Provided material ▸
★ ★ ★ ★ ★ ★ ★

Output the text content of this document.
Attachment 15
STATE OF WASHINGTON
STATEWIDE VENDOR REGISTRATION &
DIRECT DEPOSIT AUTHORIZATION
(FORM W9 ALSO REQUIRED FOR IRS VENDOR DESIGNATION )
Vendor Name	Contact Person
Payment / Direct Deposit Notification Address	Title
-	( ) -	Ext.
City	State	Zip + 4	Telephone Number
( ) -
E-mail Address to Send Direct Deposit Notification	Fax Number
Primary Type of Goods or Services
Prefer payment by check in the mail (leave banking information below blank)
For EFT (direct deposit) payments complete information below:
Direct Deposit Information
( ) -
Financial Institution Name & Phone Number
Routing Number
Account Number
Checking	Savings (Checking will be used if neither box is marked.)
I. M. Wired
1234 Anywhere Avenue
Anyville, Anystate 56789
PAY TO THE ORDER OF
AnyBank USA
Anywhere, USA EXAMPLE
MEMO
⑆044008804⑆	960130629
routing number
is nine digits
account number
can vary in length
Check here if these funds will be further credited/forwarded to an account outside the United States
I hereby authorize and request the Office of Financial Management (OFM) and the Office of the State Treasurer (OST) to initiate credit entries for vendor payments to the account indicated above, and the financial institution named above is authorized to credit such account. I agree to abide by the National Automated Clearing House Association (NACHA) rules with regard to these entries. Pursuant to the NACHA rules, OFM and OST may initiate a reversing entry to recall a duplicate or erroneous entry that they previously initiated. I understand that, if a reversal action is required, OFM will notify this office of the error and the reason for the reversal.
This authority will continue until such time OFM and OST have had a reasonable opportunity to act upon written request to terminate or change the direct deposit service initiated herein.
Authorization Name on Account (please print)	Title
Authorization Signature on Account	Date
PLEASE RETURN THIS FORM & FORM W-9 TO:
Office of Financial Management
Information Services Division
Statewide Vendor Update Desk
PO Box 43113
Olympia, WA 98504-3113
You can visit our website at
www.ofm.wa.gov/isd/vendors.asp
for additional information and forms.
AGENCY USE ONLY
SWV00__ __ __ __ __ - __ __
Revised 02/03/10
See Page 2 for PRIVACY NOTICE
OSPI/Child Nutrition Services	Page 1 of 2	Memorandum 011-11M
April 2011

★ ★ ★ ★ ★ ★ ★

Task goal ▸ Return all the data above once more, precisely as given.

Exercise answer ▸
Output the text content of this document.
Attachment 15
STATE OF WASHINGTON
STATEWIDE VENDOR REGISTRATION &
DIRECT DEPOSIT AUTHORIZATION
(FORM W9 ALSO REQUIRED FOR IRS VENDOR DESIGNATION )
Vendor Name	Contact Person
Payment / Direct Deposit Notification Address	Title
-	( ) -	Ext.
City	State	Zip + 4	Telephone Number
( ) -
E-mail Address to Send Direct Deposit Notification	Fax Number
Primary Type of Goods or Services
Prefer payment by check in the mail (leave banking information below blank)
For EFT (direct deposit) payments complete information below:
Direct Deposit Information
( ) -
Financial Institution Name & Phone Number
Routing Number
Account Number
Checking	Savings (Checking will be used if neither box is marked.)
I. M. Wired
1234 Anywhere Avenue
Anyville, Anystate 56789
PAY TO THE ORDER OF
AnyBank USA
Anywhere, USA EXAMPLE
MEMO
⑆044008804⑆	960130629
routing number
is nine digits
account number
can vary in length
Check here if these funds will be further credited/forwarded to an account outside the United States
I hereby authorize and request the Office of Financial Management (OFM) and the Office of the State Treasurer (OST) to initiate credit entries for vendor payments to the account indicated above, and the financial institution named above is authorized to credit such account. I agree to abide by the National Automated Clearing House Association (NACHA) rules with regard to these entries. Pursuant to the NACHA rules, OFM and OST may initiate a reversing entry to recall a duplicate or erroneous entry that they previously initiated. I understand that, if a reversal action is required, OFM will notify this office of the error and the reason for the reversal.
This authority will continue until such time OFM and OST have had a reasonable opportunity to act upon written request to terminate or change the direct deposit service initiated herein.
Authorization Name on Account (please print)	Title
Authorization Signature on Account	Date
PLEASE RETURN THIS FORM & FORM W-9 TO:
Office of Financial Management
Information Services Division
Statewide Vendor Update Desk
PO Box 43113
Olympia, WA 98504-3113
You can visit our website at
www.ofm.wa.gov/isd/vendors.asp
for additional information and forms.
AGENCY USE ONLY
SWV00__ __ __ __ __ - __ __
Revised 02/03/10
See Page 2 for PRIVACY NOTICE
OSPI/Child Nutrition Services	Page 1 of 2	Memorandum 011-11M
April 2011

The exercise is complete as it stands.